== Dataset records ==
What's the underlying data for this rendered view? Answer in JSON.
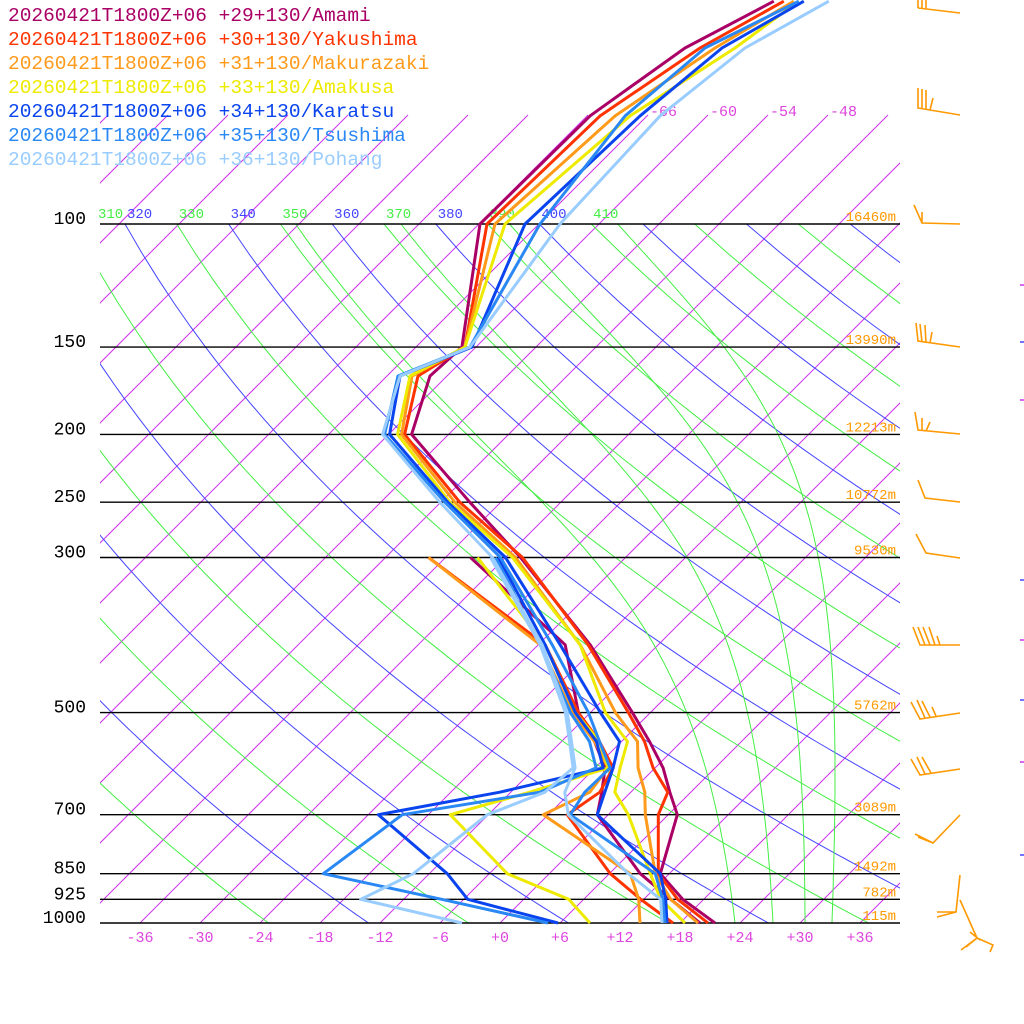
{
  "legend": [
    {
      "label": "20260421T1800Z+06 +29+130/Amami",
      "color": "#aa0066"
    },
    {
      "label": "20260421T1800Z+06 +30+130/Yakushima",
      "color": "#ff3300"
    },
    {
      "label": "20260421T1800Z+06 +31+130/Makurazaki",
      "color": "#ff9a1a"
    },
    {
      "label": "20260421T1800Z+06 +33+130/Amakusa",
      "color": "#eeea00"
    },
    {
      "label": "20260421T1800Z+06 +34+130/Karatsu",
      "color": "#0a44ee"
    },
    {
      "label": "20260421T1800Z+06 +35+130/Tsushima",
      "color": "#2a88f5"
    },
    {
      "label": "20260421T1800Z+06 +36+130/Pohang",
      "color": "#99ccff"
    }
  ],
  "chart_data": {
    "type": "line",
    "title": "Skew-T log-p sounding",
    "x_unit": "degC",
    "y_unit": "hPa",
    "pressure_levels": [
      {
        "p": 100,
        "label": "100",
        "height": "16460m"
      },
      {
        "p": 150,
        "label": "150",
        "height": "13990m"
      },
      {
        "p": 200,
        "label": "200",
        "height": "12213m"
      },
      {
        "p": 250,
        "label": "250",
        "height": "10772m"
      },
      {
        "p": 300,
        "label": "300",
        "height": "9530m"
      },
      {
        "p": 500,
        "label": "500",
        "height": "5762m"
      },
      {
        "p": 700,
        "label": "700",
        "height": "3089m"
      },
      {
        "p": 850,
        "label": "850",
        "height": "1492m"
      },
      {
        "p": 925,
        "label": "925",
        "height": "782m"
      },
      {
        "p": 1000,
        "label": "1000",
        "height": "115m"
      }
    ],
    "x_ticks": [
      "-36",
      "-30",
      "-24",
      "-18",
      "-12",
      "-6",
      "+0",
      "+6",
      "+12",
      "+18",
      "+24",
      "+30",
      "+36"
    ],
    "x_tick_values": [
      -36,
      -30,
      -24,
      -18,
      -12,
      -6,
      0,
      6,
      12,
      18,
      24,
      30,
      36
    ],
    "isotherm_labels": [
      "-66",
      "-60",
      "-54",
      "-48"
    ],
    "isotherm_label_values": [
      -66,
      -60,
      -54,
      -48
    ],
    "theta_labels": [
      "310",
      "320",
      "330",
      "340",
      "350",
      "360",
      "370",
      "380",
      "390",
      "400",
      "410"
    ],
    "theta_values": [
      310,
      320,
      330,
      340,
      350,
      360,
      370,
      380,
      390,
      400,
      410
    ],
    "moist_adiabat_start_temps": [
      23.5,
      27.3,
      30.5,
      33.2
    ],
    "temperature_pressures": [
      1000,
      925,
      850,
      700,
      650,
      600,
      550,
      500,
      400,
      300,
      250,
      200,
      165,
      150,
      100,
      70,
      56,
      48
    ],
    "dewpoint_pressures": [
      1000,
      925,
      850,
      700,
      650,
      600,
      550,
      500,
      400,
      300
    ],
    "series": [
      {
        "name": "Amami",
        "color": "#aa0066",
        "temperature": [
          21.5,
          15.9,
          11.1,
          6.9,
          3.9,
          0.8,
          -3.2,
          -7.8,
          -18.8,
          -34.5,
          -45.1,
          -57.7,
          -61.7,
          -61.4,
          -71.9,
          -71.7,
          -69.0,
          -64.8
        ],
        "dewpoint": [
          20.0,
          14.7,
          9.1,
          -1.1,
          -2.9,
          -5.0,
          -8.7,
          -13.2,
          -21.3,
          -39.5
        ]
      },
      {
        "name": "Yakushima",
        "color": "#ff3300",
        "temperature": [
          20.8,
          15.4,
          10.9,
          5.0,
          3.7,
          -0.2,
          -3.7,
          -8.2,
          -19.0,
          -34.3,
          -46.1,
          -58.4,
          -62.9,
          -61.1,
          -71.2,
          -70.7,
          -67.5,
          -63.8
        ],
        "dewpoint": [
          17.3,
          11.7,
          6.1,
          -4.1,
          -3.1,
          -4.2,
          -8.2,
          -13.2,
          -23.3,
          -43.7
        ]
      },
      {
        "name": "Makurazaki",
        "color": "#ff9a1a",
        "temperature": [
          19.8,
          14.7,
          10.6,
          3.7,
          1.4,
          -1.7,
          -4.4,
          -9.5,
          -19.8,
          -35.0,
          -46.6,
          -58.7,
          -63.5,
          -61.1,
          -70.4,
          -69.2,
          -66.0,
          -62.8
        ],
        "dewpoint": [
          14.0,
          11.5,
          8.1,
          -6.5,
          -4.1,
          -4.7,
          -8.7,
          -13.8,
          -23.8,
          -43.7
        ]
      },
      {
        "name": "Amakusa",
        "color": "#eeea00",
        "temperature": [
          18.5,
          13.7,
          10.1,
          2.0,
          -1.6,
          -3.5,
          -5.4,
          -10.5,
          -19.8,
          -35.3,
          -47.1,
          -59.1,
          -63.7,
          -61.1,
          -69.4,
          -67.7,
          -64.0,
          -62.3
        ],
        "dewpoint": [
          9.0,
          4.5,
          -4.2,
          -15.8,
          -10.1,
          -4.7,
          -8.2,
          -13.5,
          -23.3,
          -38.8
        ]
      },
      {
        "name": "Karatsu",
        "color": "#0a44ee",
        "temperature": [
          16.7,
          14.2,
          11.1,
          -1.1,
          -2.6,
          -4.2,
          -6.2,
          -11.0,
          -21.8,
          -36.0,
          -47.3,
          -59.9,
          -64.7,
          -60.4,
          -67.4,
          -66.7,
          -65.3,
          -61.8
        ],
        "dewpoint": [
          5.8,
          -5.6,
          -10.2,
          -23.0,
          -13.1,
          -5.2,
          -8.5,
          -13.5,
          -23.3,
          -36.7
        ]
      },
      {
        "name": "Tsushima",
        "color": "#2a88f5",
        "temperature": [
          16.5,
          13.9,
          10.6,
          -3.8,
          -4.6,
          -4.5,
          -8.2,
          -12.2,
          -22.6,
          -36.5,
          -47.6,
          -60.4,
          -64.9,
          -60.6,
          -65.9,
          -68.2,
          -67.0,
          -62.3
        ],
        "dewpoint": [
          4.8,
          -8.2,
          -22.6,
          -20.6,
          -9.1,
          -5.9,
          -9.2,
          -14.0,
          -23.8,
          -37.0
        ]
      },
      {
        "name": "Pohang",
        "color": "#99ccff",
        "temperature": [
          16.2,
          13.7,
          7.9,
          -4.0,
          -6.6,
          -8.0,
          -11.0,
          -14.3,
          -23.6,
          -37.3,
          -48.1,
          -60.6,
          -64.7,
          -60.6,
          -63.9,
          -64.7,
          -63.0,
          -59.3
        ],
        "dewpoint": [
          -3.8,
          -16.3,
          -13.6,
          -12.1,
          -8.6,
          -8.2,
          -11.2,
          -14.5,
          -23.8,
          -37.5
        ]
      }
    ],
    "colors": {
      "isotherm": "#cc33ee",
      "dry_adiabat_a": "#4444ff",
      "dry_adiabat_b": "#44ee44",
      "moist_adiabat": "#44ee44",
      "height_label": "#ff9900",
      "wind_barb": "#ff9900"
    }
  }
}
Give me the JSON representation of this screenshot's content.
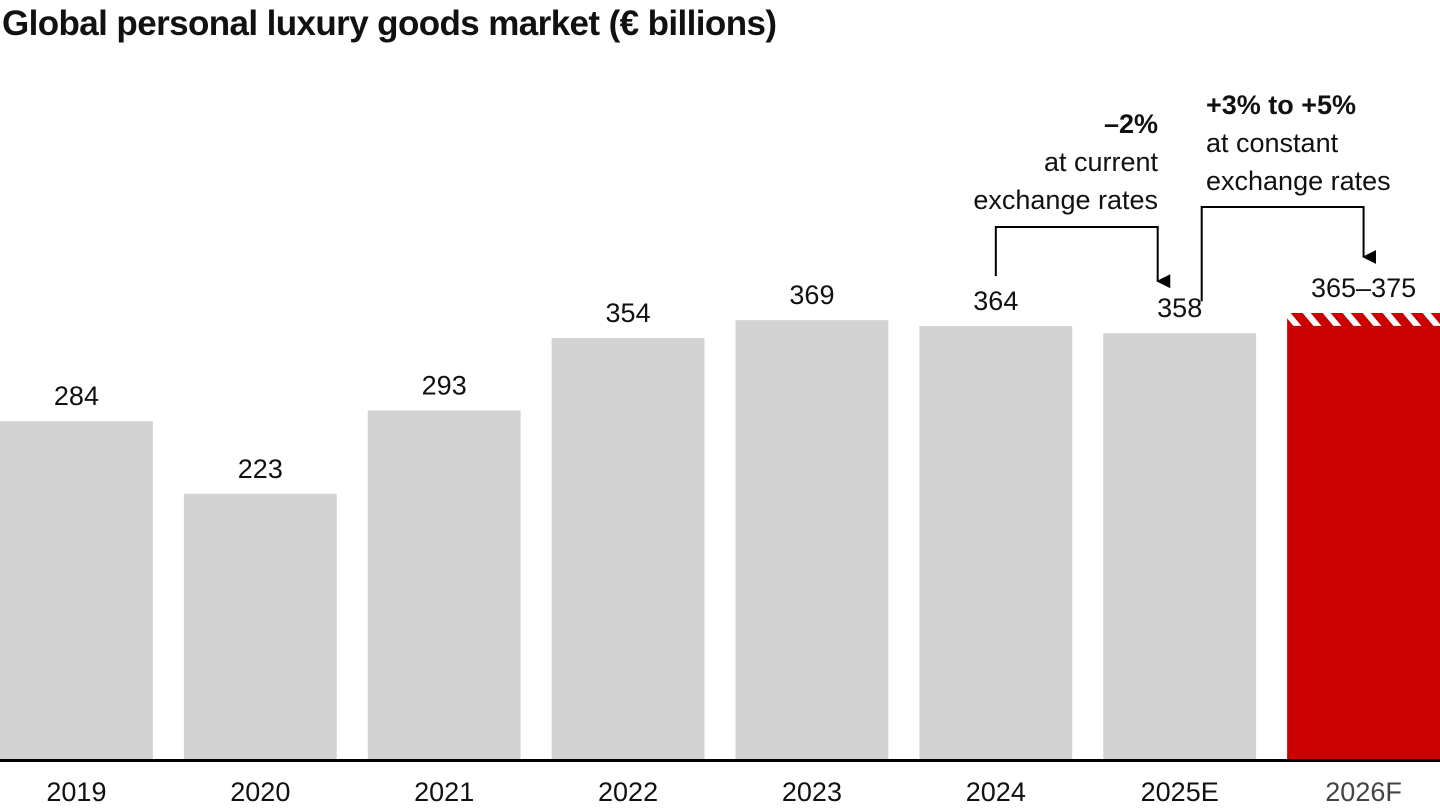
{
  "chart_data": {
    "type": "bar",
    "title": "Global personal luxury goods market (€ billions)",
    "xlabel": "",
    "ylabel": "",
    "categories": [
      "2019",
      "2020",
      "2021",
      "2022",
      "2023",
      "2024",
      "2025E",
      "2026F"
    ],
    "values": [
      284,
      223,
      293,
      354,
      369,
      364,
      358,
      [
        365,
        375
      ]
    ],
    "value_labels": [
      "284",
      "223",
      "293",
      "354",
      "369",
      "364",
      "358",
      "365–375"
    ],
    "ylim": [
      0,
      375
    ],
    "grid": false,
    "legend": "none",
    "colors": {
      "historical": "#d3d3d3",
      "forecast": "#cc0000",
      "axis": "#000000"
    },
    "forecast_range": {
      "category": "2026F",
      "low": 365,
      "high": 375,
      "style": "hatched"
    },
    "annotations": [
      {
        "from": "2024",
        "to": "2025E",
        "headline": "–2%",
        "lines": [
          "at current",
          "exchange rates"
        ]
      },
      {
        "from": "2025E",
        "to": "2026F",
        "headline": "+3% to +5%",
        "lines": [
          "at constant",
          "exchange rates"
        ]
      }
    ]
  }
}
===
== Dataset records ==
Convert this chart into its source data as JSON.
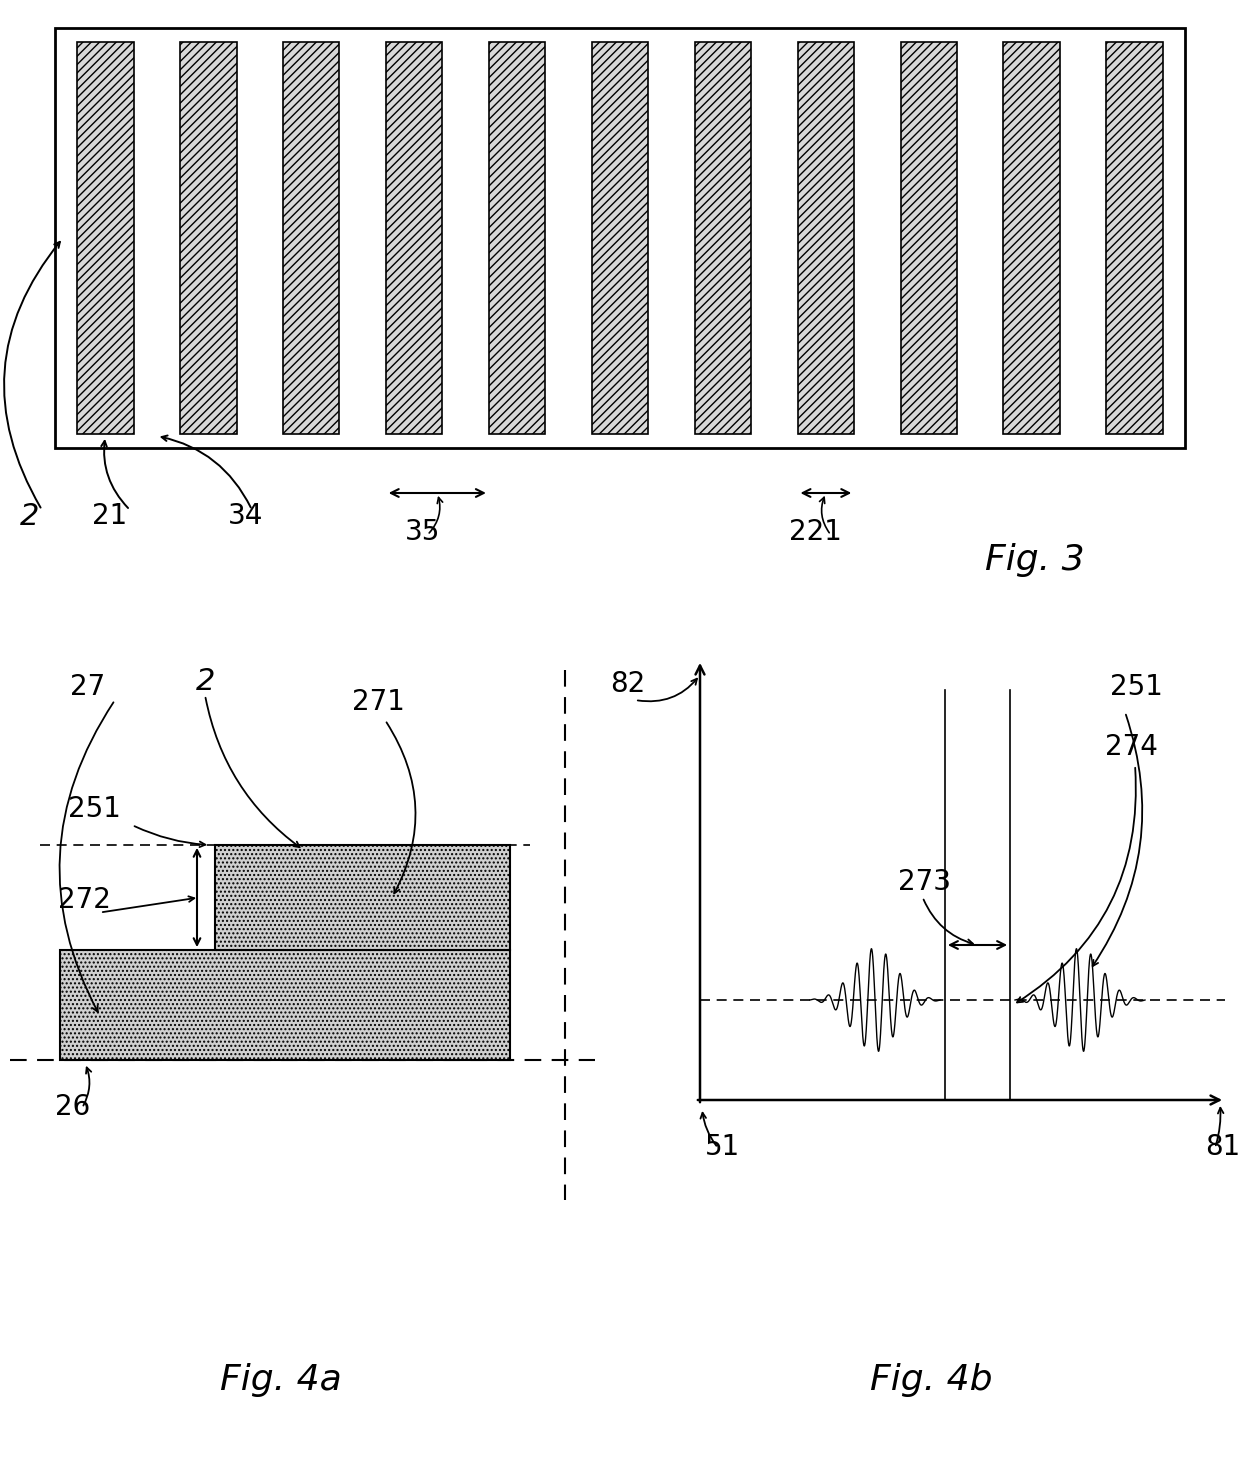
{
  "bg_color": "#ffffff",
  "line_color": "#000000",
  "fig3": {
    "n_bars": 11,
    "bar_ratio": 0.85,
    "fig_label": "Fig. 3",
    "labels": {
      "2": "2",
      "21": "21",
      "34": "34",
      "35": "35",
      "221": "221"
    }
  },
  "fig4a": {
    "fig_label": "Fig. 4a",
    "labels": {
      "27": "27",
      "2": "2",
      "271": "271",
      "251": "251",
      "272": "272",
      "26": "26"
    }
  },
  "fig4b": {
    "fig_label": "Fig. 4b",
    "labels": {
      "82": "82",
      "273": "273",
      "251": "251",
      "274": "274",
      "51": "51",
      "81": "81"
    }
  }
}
===
== Dataset records ==
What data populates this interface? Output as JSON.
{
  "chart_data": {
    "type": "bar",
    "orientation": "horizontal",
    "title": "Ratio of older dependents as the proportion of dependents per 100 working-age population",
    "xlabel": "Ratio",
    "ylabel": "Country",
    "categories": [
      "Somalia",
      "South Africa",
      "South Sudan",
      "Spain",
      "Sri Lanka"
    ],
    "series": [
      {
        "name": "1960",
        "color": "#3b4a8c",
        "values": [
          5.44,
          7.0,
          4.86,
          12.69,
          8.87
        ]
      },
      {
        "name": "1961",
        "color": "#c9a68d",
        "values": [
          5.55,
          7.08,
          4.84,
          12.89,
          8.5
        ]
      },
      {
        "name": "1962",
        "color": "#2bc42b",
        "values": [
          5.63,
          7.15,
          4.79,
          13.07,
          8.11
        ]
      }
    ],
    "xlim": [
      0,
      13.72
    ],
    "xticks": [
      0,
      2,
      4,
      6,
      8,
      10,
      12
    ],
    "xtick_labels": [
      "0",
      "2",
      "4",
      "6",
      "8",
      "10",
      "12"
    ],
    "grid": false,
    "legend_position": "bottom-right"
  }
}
===
Stated exercise - How many lines of these entries contain the string "title"? Reply with the number alone.

Answer in full - 3